(Aim of the task)
In the listing below, find every line containing "appear" and copy it out.

^^^^^^^^

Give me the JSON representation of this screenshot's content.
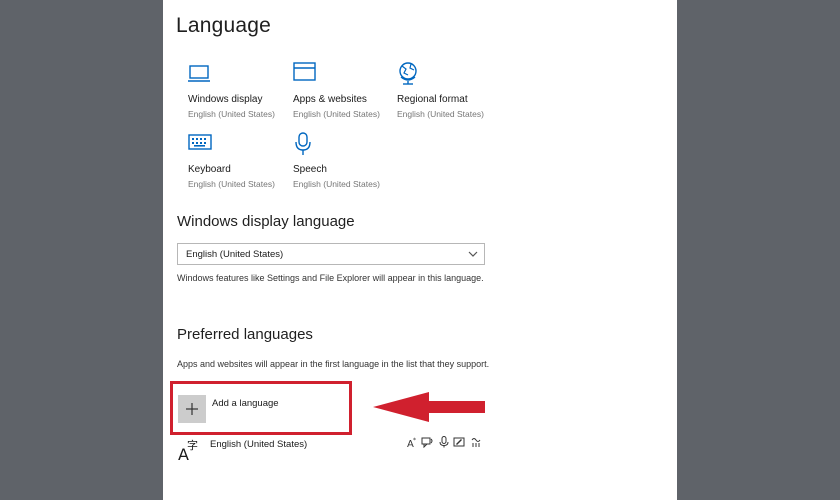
{
  "page": {
    "title": "Language"
  },
  "tiles": [
    {
      "title": "Windows display",
      "subtitle": "English (United States)",
      "icon": "monitor-icon"
    },
    {
      "title": "Apps & websites",
      "subtitle": "English (United States)",
      "icon": "window-icon"
    },
    {
      "title": "Regional format",
      "subtitle": "English (United States)",
      "icon": "globe-icon"
    },
    {
      "title": "Keyboard",
      "subtitle": "English (United States)",
      "icon": "keyboard-icon"
    },
    {
      "title": "Speech",
      "subtitle": "English (United States)",
      "icon": "microphone-icon"
    }
  ],
  "display_language": {
    "heading": "Windows display language",
    "selected": "English (United States)",
    "description": "Windows features like Settings and File Explorer will appear in this language."
  },
  "preferred": {
    "heading": "Preferred languages",
    "description": "Apps and websites will appear in the first language in the list that they support.",
    "add_label": "Add a language",
    "languages": [
      {
        "name": "English (United States)",
        "features": [
          "display-language-icon",
          "text-to-speech-icon",
          "speech-recognition-icon",
          "handwriting-icon",
          "basic-typing-icon"
        ]
      }
    ]
  },
  "colors": {
    "accent": "#0067c0",
    "highlight": "#d0202e"
  }
}
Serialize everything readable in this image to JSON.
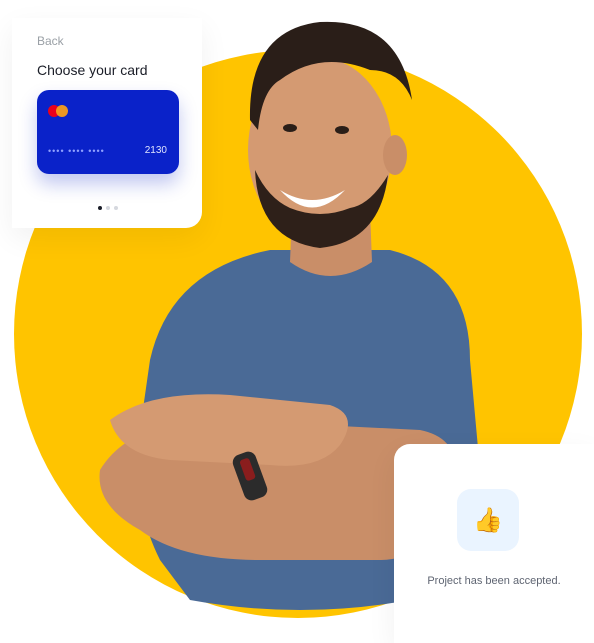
{
  "card_chooser": {
    "back_label": "Back",
    "title": "Choose your card",
    "card": {
      "masked_number": "••••  ••••  ••••",
      "last_four": "2130",
      "brand_icon": "mastercard-icon",
      "color": "#0A22C9"
    },
    "pager": {
      "pages": 3,
      "active_index": 0
    }
  },
  "notification": {
    "icon": "thumbs-up-icon",
    "icon_glyph": "👍",
    "message": "Project has been accepted."
  },
  "colors": {
    "accent_yellow": "#FFC400",
    "card_blue": "#0A22C9",
    "shirt_blue": "#4A6A96"
  }
}
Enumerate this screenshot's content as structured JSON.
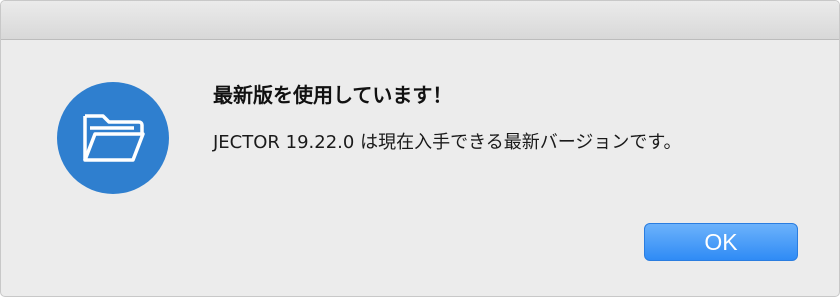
{
  "dialog": {
    "title": "最新版を使用しています！",
    "message": "JECTOR 19.22.0 は現在入手できる最新バージョンです。",
    "ok_label": "OK",
    "icon": "folder-open-icon",
    "accent_color": "#2f7fcf",
    "button_color": "#3d95f7"
  }
}
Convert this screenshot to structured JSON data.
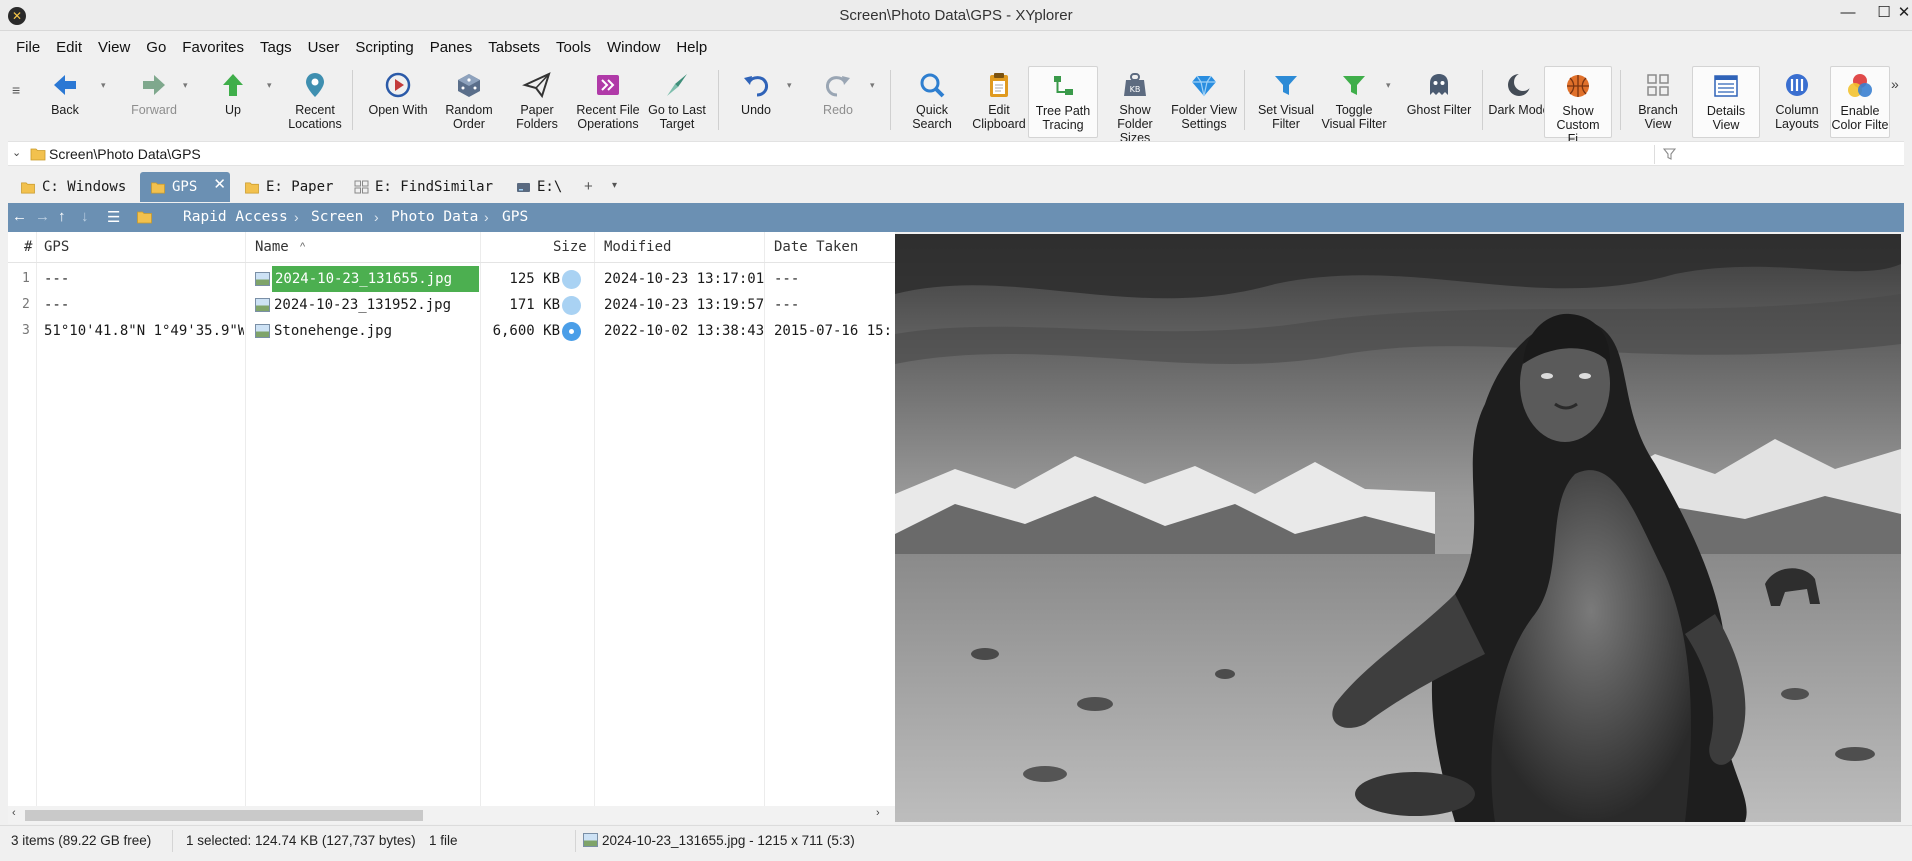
{
  "window": {
    "title": "Screen\\Photo Data\\GPS - XYplorer",
    "minimize": "—",
    "maximize": "☐",
    "close": "✕"
  },
  "menu": [
    "File",
    "Edit",
    "View",
    "Go",
    "Favorites",
    "Tags",
    "User",
    "Scripting",
    "Panes",
    "Tabsets",
    "Tools",
    "Window",
    "Help"
  ],
  "toolbar": {
    "grip": "≡",
    "overflow": "»",
    "buttons": [
      {
        "label": "Back",
        "icon": "back-arrow-icon",
        "color": "#2b78d4"
      },
      {
        "label": "Forward",
        "icon": "forward-arrow-icon",
        "color": "#7fa88d"
      },
      {
        "label": "Up",
        "icon": "up-arrow-icon",
        "color": "#3fae4a"
      },
      {
        "label": "Recent\nLocations",
        "icon": "map-pin-icon",
        "color": "#3f8fb0"
      },
      {
        "label": "Open With",
        "icon": "open-with-icon",
        "color": "#c33b3b"
      },
      {
        "label": "Random\nOrder",
        "icon": "dice-icon",
        "color": "#5a6e8a"
      },
      {
        "label": "Paper\nFolders",
        "icon": "paper-plane-icon",
        "color": "#333333"
      },
      {
        "label": "Recent File\nOperations",
        "icon": "file-operations-icon",
        "color": "#b03aa8"
      },
      {
        "label": "Go to Last\nTarget",
        "icon": "compass-needle-icon",
        "color": "#3f8f7a"
      },
      {
        "label": "Undo",
        "icon": "undo-icon",
        "color": "#2f63b8"
      },
      {
        "label": "Redo",
        "icon": "redo-icon",
        "color": "#9aa6b4"
      },
      {
        "label": "Quick\nSearch",
        "icon": "magnifier-icon",
        "color": "#2f7fd0"
      },
      {
        "label": "Edit\nClipboard",
        "icon": "clipboard-icon",
        "color": "#e09a1f"
      },
      {
        "label": "Tree Path\nTracing",
        "icon": "tree-path-icon",
        "color": "#3a9a4a"
      },
      {
        "label": "Show\nFolder Sizes",
        "icon": "folder-size-icon",
        "color": "#5d6b80"
      },
      {
        "label": "Folder View\nSettings",
        "icon": "diamond-icon",
        "color": "#2a8ee0"
      },
      {
        "label": "Set Visual\nFilter",
        "icon": "funnel-icon",
        "color": "#2d8bd6"
      },
      {
        "label": "Toggle\nVisual Filter",
        "icon": "funnel-toggle-icon",
        "color": "#3fae4a"
      },
      {
        "label": "Ghost Filter",
        "icon": "ghost-icon",
        "color": "#4a5a70"
      },
      {
        "label": "Dark Mode",
        "icon": "moon-icon",
        "color": "#444c56"
      },
      {
        "label": "Show\nCustom Fi...",
        "icon": "basketball-icon",
        "color": "#e0702a"
      },
      {
        "label": "Branch\nView",
        "icon": "branch-view-icon",
        "color": "#8a8a8a"
      },
      {
        "label": "Details View",
        "icon": "details-view-icon",
        "color": "#2f63b8"
      },
      {
        "label": "Column\nLayouts",
        "icon": "column-layouts-icon",
        "color": "#3a6fd0"
      },
      {
        "label": "Enable\nColor Filte",
        "icon": "color-filter-icon",
        "color": "#e04a4a"
      }
    ]
  },
  "address": {
    "path": "Screen\\Photo Data\\GPS",
    "expand_icon": "⌄",
    "filter_icon": "funnel-icon"
  },
  "tabs": [
    {
      "label": "C: Windows",
      "icon": "folder-icon"
    },
    {
      "label": "GPS",
      "icon": "folder-icon",
      "active": true,
      "close": "✕"
    },
    {
      "label": "E: Paper",
      "icon": "folder-icon"
    },
    {
      "label": "E: FindSimilar",
      "icon": "grid-icon"
    },
    {
      "label": "E:\\",
      "icon": "drive-icon"
    }
  ],
  "tab_controls": {
    "add": "+",
    "menu": "▾"
  },
  "breadcrumb": {
    "nav": [
      "←",
      "→",
      "↑",
      "↓",
      "☰"
    ],
    "items": [
      "Rapid Access",
      "Screen",
      "Photo Data",
      "GPS"
    ],
    "separator": "›"
  },
  "filelist": {
    "columns": {
      "num": "#",
      "gps": "GPS",
      "name": "Name",
      "sort_indicator": "^",
      "size": "Size",
      "modified": "Modified",
      "date_taken": "Date Taken"
    },
    "rows": [
      {
        "num": "1",
        "gps": "---",
        "name": "2024-10-23_131655.jpg",
        "size": "125 KB",
        "modified": "2024-10-23 13:17:01",
        "date_taken": "---",
        "selected": true,
        "has_gps": false
      },
      {
        "num": "2",
        "gps": "---",
        "name": "2024-10-23_131952.jpg",
        "size": "171 KB",
        "modified": "2024-10-23 13:19:57",
        "date_taken": "---",
        "selected": false,
        "has_gps": false
      },
      {
        "num": "3",
        "gps": "51°10'41.8\"N 1°49'35.9\"W",
        "name": "Stonehenge.jpg",
        "size": "6,600 KB",
        "modified": "2022-10-02 13:38:43",
        "date_taken": "2015-07-16 15:",
        "selected": false,
        "has_gps": true
      }
    ],
    "scroll_left": "‹",
    "scroll_right": "›"
  },
  "preview": {
    "subject": "grayscale image of a hairy crouching humanoid figure in a mountain desert landscape"
  },
  "status": {
    "items": "3 items (89.22 GB free)",
    "selected": "1 selected: 124.74 KB (127,737 bytes)",
    "files": "1 file",
    "preview_info": "2024-10-23_131655.jpg - 1215 x 711 (5:3)"
  },
  "colors": {
    "accent": "#6b90b3",
    "selection": "#4caf50",
    "size_dot": "#a9d2f3",
    "gps_dot": "#4a9ee8"
  }
}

^^^^^^^^

(Worked answer)
    "description": "Windows features like Settings and File Explorer will appear in this language."
    "description": "Apps and websites will appear in the first language in the list that they support.",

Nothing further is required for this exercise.